### PROBLEM DETAILS
Reproduce the following lines exactly as they appear, leaving the pictures out of your output.

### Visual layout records
○ ○ ○ ○ ○ ○ ○

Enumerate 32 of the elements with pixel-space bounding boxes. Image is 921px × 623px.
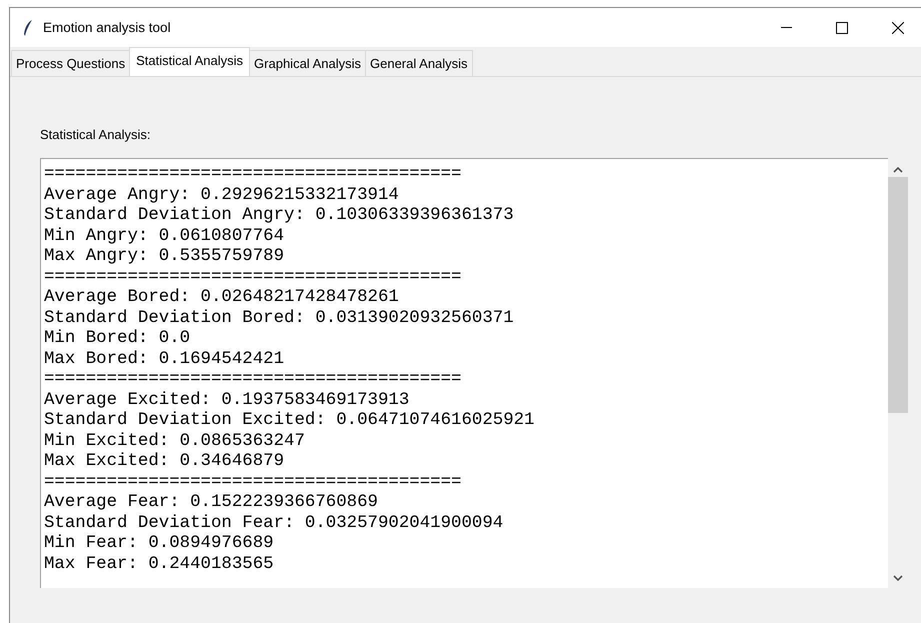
- output-line: Average Fear: 0.1522239366760869: [44, 493, 378, 514]
- output-line: Max Bored: 0.1694542421: [44, 350, 284, 370]
- tab[interactable]: Statistical Analysis: [129, 47, 250, 76]
- tab[interactable]: Process Questions: [11, 50, 130, 76]
- output-line: Average Excited: 0.1937583469173913: [44, 390, 410, 411]
- output-line: Average Angry: 0.29296215332173914: [44, 186, 399, 206]
- output-line: Standard Deviation Bored: 0.03139020932560371: [44, 308, 514, 329]
- output-line: ========================================: [44, 370, 462, 390]
- scroll-down-icon[interactable]: [893, 575, 903, 581]
- scroll-up-icon[interactable]: [893, 167, 903, 173]
- maximize-icon[interactable]: [836, 22, 848, 34]
- output-line: Standard Deviation Angry: 0.10306339396361373: [44, 206, 514, 226]
- output-line: Min Excited: 0.0865363247: [44, 432, 305, 452]
- output-line: Min Angry: 0.0610807764: [44, 226, 284, 247]
- scroll-thumb[interactable]: [888, 177, 908, 413]
- output-line: Min Bored: 0.0: [44, 329, 190, 350]
- output-line: Max Fear: 0.2440183565: [44, 554, 274, 575]
- feather-icon: [23, 18, 33, 36]
- close-icon[interactable]: [892, 22, 904, 34]
- section-label: Statistical Analysis:: [40, 127, 152, 142]
- output-line: ========================================: [44, 268, 462, 288]
- output-line: ========================================: [44, 165, 462, 186]
- output-line: Max Angry: 0.5355759789: [44, 247, 284, 268]
- output-line: ========================================: [44, 472, 462, 493]
- window-title: Emotion analysis tool: [43, 20, 172, 35]
- output-line: Min Fear: 0.0894976689: [44, 534, 274, 554]
- output-line: Average Bored: 0.02648217428478261: [44, 288, 399, 308]
- output-line: Standard Deviation Excited: 0.06471074616025921: [44, 411, 534, 432]
- output-line: Standard Deviation Fear: 0.03257902041900094: [44, 514, 504, 534]
- tab[interactable]: General Analysis: [365, 50, 473, 76]
- output-line: Max Excited: 0.34646879: [44, 452, 284, 472]
- output-text-area[interactable]: [40, 158, 888, 588]
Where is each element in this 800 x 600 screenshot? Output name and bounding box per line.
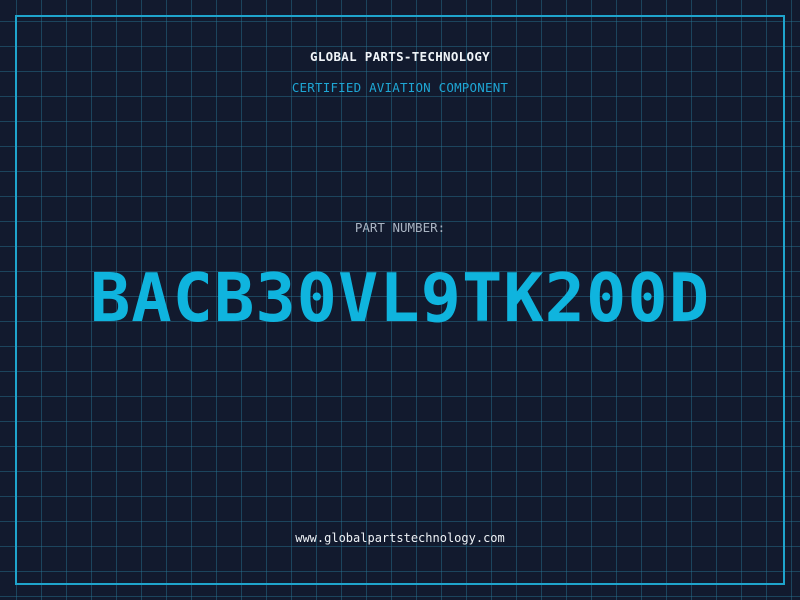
- part-number-value: BACB30VL9TK200D: [89, 259, 711, 337]
- part-label-card: GLOBAL PARTS-TECHNOLOGY CERTIFIED AVIATI…: [0, 0, 800, 600]
- company-name: GLOBAL PARTS-TECHNOLOGY: [310, 49, 490, 64]
- website-url: www.globalpartstechnology.com: [295, 531, 505, 545]
- certification-subtitle: CERTIFIED AVIATION COMPONENT: [291, 80, 509, 95]
- part-number-label: PART NUMBER:: [354, 220, 446, 235]
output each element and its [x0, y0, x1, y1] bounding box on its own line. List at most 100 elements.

○ ○ ○ ○ ○ ○ ○

### SOLUTION FOR THIS EXERCISE
Enumerate 32 of the elements with pixel-space bounding boxes. Image is 921px × 623px.
- output-line: Average Fear: 0.1522239366760869: [44, 493, 378, 514]
- output-line: Max Bored: 0.1694542421: [44, 350, 284, 370]
- tab[interactable]: Statistical Analysis: [129, 47, 250, 76]
- tab[interactable]: Process Questions: [11, 50, 130, 76]
- output-line: Average Excited: 0.1937583469173913: [44, 390, 410, 411]
- output-line: Average Angry: 0.29296215332173914: [44, 186, 399, 206]
- output-line: Standard Deviation Bored: 0.03139020932560371: [44, 308, 514, 329]
- output-line: ========================================: [44, 370, 462, 390]
- scroll-down-icon[interactable]: [893, 575, 903, 581]
- scroll-up-icon[interactable]: [893, 167, 903, 173]
- maximize-icon[interactable]: [836, 22, 848, 34]
- output-line: Standard Deviation Angry: 0.10306339396361373: [44, 206, 514, 226]
- output-line: Min Excited: 0.0865363247: [44, 432, 305, 452]
- output-line: Min Angry: 0.0610807764: [44, 226, 284, 247]
- scroll-thumb[interactable]: [888, 177, 908, 413]
- output-line: Min Bored: 0.0: [44, 329, 190, 350]
- output-line: Max Fear: 0.2440183565: [44, 554, 274, 575]
- feather-icon: [23, 18, 33, 36]
- close-icon[interactable]: [892, 22, 904, 34]
- section-label: Statistical Analysis:: [40, 127, 152, 142]
- output-line: ========================================: [44, 268, 462, 288]
- output-line: ========================================: [44, 165, 462, 186]
- output-line: Max Angry: 0.5355759789: [44, 247, 284, 268]
- output-line: ========================================: [44, 472, 462, 493]
- window-title: Emotion analysis tool: [43, 20, 172, 35]
- output-line: Min Fear: 0.0894976689: [44, 534, 274, 554]
- output-line: Average Bored: 0.02648217428478261: [44, 288, 399, 308]
- output-line: Standard Deviation Excited: 0.06471074616025921: [44, 411, 534, 432]
- output-line: Standard Deviation Fear: 0.03257902041900094: [44, 514, 504, 534]
- tab[interactable]: General Analysis: [365, 50, 473, 76]
- output-line: Max Excited: 0.34646879: [44, 452, 284, 472]
- output-text-area[interactable]: [40, 158, 888, 588]
Where is each element in this 800 x 600 screenshot? Output name and bounding box per line.
- part-number-value: BACB30VL9TK200D: [89, 259, 711, 337]
- part-label-card: GLOBAL PARTS-TECHNOLOGY CERTIFIED AVIATI…: [0, 0, 800, 600]
- company-name: GLOBAL PARTS-TECHNOLOGY: [310, 49, 490, 64]
- website-url: www.globalpartstechnology.com: [295, 531, 505, 545]
- certification-subtitle: CERTIFIED AVIATION COMPONENT: [291, 80, 509, 95]
- part-number-label: PART NUMBER:: [354, 220, 446, 235]
output each element and its [x0, y0, x1, y1] bounding box on its own line. List at most 100 elements.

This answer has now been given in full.